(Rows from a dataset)
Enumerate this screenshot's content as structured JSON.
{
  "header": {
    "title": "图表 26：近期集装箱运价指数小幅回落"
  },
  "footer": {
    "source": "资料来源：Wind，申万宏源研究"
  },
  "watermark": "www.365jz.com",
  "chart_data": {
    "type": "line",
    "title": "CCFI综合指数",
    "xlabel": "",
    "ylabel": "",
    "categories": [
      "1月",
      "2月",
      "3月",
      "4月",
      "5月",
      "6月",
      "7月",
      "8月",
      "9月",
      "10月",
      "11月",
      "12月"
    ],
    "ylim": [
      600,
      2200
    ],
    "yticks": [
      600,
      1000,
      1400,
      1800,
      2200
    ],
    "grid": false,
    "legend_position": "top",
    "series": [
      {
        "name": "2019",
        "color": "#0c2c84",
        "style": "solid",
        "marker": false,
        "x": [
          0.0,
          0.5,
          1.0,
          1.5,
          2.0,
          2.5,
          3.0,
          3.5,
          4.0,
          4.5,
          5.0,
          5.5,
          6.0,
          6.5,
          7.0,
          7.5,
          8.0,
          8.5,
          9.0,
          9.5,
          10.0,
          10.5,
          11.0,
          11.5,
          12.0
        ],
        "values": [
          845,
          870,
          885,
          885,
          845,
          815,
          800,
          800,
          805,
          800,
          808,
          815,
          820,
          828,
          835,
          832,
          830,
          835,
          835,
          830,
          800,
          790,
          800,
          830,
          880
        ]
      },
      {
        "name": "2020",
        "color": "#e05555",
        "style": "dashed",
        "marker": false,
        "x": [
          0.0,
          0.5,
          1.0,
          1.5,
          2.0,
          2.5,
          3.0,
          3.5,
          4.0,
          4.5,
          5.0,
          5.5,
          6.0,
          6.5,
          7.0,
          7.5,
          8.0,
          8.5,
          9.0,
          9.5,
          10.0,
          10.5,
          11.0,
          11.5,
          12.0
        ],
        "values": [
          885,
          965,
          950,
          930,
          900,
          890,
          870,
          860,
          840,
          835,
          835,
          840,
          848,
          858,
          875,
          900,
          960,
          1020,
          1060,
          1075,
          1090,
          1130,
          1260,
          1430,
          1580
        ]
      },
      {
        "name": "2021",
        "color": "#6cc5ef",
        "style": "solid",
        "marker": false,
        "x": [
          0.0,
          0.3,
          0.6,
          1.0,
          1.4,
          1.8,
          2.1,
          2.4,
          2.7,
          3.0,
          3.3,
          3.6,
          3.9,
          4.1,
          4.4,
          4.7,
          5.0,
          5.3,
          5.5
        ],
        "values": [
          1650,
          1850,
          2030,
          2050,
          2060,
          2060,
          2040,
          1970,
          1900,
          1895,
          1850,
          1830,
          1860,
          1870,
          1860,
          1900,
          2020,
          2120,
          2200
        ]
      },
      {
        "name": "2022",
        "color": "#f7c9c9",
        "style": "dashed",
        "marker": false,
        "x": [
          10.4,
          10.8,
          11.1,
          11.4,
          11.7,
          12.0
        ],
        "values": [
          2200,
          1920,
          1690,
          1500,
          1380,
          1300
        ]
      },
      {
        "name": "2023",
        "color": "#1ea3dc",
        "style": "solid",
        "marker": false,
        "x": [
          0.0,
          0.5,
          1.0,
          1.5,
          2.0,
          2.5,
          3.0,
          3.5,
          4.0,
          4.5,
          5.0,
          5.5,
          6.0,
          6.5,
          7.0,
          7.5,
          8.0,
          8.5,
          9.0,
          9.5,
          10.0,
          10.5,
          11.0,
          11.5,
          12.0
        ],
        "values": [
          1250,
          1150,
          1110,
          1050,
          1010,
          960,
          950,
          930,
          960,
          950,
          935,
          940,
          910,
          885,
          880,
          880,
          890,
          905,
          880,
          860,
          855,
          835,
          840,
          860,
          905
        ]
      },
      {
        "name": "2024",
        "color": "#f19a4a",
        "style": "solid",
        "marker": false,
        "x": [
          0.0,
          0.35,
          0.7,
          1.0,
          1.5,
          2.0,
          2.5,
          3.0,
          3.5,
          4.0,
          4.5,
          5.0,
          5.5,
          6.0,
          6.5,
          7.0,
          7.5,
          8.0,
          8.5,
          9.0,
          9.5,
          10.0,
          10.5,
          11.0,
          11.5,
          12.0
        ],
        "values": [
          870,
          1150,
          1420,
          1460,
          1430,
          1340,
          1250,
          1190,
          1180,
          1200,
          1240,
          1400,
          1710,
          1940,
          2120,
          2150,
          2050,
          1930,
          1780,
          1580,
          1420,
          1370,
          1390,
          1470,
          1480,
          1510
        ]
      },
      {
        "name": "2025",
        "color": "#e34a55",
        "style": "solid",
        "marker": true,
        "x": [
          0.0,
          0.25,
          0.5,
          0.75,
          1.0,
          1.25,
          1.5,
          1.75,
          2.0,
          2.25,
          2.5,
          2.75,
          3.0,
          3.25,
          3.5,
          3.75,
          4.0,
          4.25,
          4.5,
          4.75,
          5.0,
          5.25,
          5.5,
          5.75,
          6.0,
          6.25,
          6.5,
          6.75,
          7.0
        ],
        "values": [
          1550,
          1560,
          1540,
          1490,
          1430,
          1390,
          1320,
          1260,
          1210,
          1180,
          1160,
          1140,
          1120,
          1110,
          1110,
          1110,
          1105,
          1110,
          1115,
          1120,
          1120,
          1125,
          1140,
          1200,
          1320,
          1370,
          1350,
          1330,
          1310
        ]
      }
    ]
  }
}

EXERCISE INSTRUCTIONS: Find the lines holding "name" and list every one.

ANSWER TO THE PROBLEM:
        "name": "2019",
        "name": "2020",
        "name": "2021",
        "name": "2022",
        "name": "2023",
        "name": "2024",
        "name": "2025",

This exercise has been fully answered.